═════ SUPPLIED INFORMATION

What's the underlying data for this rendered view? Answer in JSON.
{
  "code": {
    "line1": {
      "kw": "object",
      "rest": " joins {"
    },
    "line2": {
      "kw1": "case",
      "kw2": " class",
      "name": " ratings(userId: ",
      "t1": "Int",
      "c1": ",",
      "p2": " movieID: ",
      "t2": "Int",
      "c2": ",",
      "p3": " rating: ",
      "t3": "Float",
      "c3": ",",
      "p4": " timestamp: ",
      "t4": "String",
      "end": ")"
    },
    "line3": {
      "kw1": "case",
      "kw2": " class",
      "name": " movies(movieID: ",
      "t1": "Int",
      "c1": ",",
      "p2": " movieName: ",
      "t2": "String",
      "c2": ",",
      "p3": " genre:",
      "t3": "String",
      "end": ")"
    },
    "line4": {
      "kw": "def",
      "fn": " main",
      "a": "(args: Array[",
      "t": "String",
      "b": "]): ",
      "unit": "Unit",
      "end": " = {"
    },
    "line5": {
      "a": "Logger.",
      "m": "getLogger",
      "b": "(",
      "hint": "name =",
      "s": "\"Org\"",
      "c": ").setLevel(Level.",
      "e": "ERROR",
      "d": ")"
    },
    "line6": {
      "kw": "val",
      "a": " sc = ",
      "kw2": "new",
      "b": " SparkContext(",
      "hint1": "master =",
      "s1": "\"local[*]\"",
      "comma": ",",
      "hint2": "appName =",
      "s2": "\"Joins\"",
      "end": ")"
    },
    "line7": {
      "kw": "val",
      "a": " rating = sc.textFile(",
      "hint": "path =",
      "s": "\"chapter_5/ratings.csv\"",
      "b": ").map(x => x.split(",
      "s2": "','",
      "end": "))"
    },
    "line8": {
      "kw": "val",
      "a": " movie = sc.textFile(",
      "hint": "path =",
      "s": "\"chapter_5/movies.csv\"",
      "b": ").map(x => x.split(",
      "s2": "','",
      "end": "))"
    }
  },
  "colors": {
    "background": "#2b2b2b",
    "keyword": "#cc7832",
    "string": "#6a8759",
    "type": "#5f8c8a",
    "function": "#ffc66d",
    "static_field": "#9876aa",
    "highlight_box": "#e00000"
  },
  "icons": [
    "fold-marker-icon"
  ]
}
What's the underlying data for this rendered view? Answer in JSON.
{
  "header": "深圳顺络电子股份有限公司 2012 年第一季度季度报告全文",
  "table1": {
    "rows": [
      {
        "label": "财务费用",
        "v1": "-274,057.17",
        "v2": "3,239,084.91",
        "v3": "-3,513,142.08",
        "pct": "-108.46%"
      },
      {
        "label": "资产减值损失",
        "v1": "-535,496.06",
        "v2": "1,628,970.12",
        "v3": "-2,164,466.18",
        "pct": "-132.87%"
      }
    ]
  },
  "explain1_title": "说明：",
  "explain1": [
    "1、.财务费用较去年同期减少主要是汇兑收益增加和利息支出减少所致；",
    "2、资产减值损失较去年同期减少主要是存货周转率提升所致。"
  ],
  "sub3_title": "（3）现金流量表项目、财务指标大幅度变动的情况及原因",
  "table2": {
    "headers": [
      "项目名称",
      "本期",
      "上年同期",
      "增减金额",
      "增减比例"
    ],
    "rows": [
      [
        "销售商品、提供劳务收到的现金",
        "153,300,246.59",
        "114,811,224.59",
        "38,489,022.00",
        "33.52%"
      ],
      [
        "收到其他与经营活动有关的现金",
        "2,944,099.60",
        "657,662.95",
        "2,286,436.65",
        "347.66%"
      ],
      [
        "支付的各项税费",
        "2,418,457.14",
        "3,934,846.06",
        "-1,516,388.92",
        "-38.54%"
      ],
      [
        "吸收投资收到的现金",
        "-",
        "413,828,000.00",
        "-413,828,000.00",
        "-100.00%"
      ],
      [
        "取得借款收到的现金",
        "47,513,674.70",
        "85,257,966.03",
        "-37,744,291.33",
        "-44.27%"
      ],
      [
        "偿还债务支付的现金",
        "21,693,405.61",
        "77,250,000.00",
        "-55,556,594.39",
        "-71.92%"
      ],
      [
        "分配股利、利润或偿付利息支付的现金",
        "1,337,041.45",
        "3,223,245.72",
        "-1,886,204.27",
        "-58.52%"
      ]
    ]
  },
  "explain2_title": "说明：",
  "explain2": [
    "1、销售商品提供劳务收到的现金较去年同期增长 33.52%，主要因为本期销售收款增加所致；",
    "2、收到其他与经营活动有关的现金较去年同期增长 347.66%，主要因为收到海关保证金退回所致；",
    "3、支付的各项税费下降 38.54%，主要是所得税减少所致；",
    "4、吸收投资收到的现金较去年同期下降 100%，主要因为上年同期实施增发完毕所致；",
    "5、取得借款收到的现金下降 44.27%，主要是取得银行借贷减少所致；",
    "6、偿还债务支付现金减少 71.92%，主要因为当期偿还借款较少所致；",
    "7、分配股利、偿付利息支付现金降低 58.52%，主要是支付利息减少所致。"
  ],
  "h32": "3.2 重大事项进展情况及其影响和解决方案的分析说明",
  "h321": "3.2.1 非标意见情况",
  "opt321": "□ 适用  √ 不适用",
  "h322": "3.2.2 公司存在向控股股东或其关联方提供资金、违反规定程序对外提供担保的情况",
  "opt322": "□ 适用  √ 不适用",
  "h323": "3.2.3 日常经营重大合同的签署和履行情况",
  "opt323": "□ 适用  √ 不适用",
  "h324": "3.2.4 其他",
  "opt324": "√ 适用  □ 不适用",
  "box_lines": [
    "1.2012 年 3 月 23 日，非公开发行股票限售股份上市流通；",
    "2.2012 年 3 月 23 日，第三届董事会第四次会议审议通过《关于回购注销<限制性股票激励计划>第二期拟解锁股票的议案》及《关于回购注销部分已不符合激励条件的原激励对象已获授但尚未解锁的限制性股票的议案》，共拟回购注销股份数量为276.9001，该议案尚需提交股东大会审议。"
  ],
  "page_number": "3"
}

══════════

▸ AIM
Please restate the whole listing word for word.

▸ ANSWER BELOW
What's the underlying data for this rendered view? Answer in JSON.
{
  "code": {
    "line1": {
      "kw": "object",
      "rest": " joins {"
    },
    "line2": {
      "kw1": "case",
      "kw2": " class",
      "name": " ratings(userId: ",
      "t1": "Int",
      "c1": ",",
      "p2": " movieID: ",
      "t2": "Int",
      "c2": ",",
      "p3": " rating: ",
      "t3": "Float",
      "c3": ",",
      "p4": " timestamp: ",
      "t4": "String",
      "end": ")"
    },
    "line3": {
      "kw1": "case",
      "kw2": " class",
      "name": " movies(movieID: ",
      "t1": "Int",
      "c1": ",",
      "p2": " movieName: ",
      "t2": "String",
      "c2": ",",
      "p3": " genre:",
      "t3": "String",
      "end": ")"
    },
    "line4": {
      "kw": "def",
      "fn": " main",
      "a": "(args: Array[",
      "t": "String",
      "b": "]): ",
      "unit": "Unit",
      "end": " = {"
    },
    "line5": {
      "a": "Logger.",
      "m": "getLogger",
      "b": "(",
      "hint": "name =",
      "s": "\"Org\"",
      "c": ").setLevel(Level.",
      "e": "ERROR",
      "d": ")"
    },
    "line6": {
      "kw": "val",
      "a": " sc = ",
      "kw2": "new",
      "b": " SparkContext(",
      "hint1": "master =",
      "s1": "\"local[*]\"",
      "comma": ",",
      "hint2": "appName =",
      "s2": "\"Joins\"",
      "end": ")"
    },
    "line7": {
      "kw": "val",
      "a": " rating = sc.textFile(",
      "hint": "path =",
      "s": "\"chapter_5/ratings.csv\"",
      "b": ").map(x => x.split(",
      "s2": "','",
      "end": "))"
    },
    "line8": {
      "kw": "val",
      "a": " movie = sc.textFile(",
      "hint": "path =",
      "s": "\"chapter_5/movies.csv\"",
      "b": ").map(x => x.split(",
      "s2": "','",
      "end": "))"
    }
  },
  "colors": {
    "background": "#2b2b2b",
    "keyword": "#cc7832",
    "string": "#6a8759",
    "type": "#5f8c8a",
    "function": "#ffc66d",
    "static_field": "#9876aa",
    "highlight_box": "#e00000"
  },
  "icons": [
    "fold-marker-icon"
  ]
}
What's the underlying data for this rendered view? Answer in JSON.
{
  "header": "深圳顺络电子股份有限公司 2012 年第一季度季度报告全文",
  "table1": {
    "rows": [
      {
        "label": "财务费用",
        "v1": "-274,057.17",
        "v2": "3,239,084.91",
        "v3": "-3,513,142.08",
        "pct": "-108.46%"
      },
      {
        "label": "资产减值损失",
        "v1": "-535,496.06",
        "v2": "1,628,970.12",
        "v3": "-2,164,466.18",
        "pct": "-132.87%"
      }
    ]
  },
  "explain1_title": "说明：",
  "explain1": [
    "1、.财务费用较去年同期减少主要是汇兑收益增加和利息支出减少所致；",
    "2、资产减值损失较去年同期减少主要是存货周转率提升所致。"
  ],
  "sub3_title": "（3）现金流量表项目、财务指标大幅度变动的情况及原因",
  "table2": {
    "headers": [
      "项目名称",
      "本期",
      "上年同期",
      "增减金额",
      "增减比例"
    ],
    "rows": [
      [
        "销售商品、提供劳务收到的现金",
        "153,300,246.59",
        "114,811,224.59",
        "38,489,022.00",
        "33.52%"
      ],
      [
        "收到其他与经营活动有关的现金",
        "2,944,099.60",
        "657,662.95",
        "2,286,436.65",
        "347.66%"
      ],
      [
        "支付的各项税费",
        "2,418,457.14",
        "3,934,846.06",
        "-1,516,388.92",
        "-38.54%"
      ],
      [
        "吸收投资收到的现金",
        "-",
        "413,828,000.00",
        "-413,828,000.00",
        "-100.00%"
      ],
      [
        "取得借款收到的现金",
        "47,513,674.70",
        "85,257,966.03",
        "-37,744,291.33",
        "-44.27%"
      ],
      [
        "偿还债务支付的现金",
        "21,693,405.61",
        "77,250,000.00",
        "-55,556,594.39",
        "-71.92%"
      ],
      [
        "分配股利、利润或偿付利息支付的现金",
        "1,337,041.45",
        "3,223,245.72",
        "-1,886,204.27",
        "-58.52%"
      ]
    ]
  },
  "explain2_title": "说明：",
  "explain2": [
    "1、销售商品提供劳务收到的现金较去年同期增长 33.52%，主要因为本期销售收款增加所致；",
    "2、收到其他与经营活动有关的现金较去年同期增长 347.66%，主要因为收到海关保证金退回所致；",
    "3、支付的各项税费下降 38.54%，主要是所得税减少所致；",
    "4、吸收投资收到的现金较去年同期下降 100%，主要因为上年同期实施增发完毕所致；",
    "5、取得借款收到的现金下降 44.27%，主要是取得银行借贷减少所致；",
    "6、偿还债务支付现金减少 71.92%，主要因为当期偿还借款较少所致；",
    "7、分配股利、偿付利息支付现金降低 58.52%，主要是支付利息减少所致。"
  ],
  "h32": "3.2 重大事项进展情况及其影响和解决方案的分析说明",
  "h321": "3.2.1 非标意见情况",
  "opt321": "□ 适用  √ 不适用",
  "h322": "3.2.2 公司存在向控股股东或其关联方提供资金、违反规定程序对外提供担保的情况",
  "opt322": "□ 适用  √ 不适用",
  "h323": "3.2.3 日常经营重大合同的签署和履行情况",
  "opt323": "□ 适用  √ 不适用",
  "h324": "3.2.4 其他",
  "opt324": "√ 适用  □ 不适用",
  "box_lines": [
    "1.2012 年 3 月 23 日，非公开发行股票限售股份上市流通；",
    "2.2012 年 3 月 23 日，第三届董事会第四次会议审议通过《关于回购注销<限制性股票激励计划>第二期拟解锁股票的议案》及《关于回购注销部分已不符合激励条件的原激励对象已获授但尚未解锁的限制性股票的议案》，共拟回购注销股份数量为276.9001，该议案尚需提交股东大会审议。"
  ],
  "page_number": "3"
}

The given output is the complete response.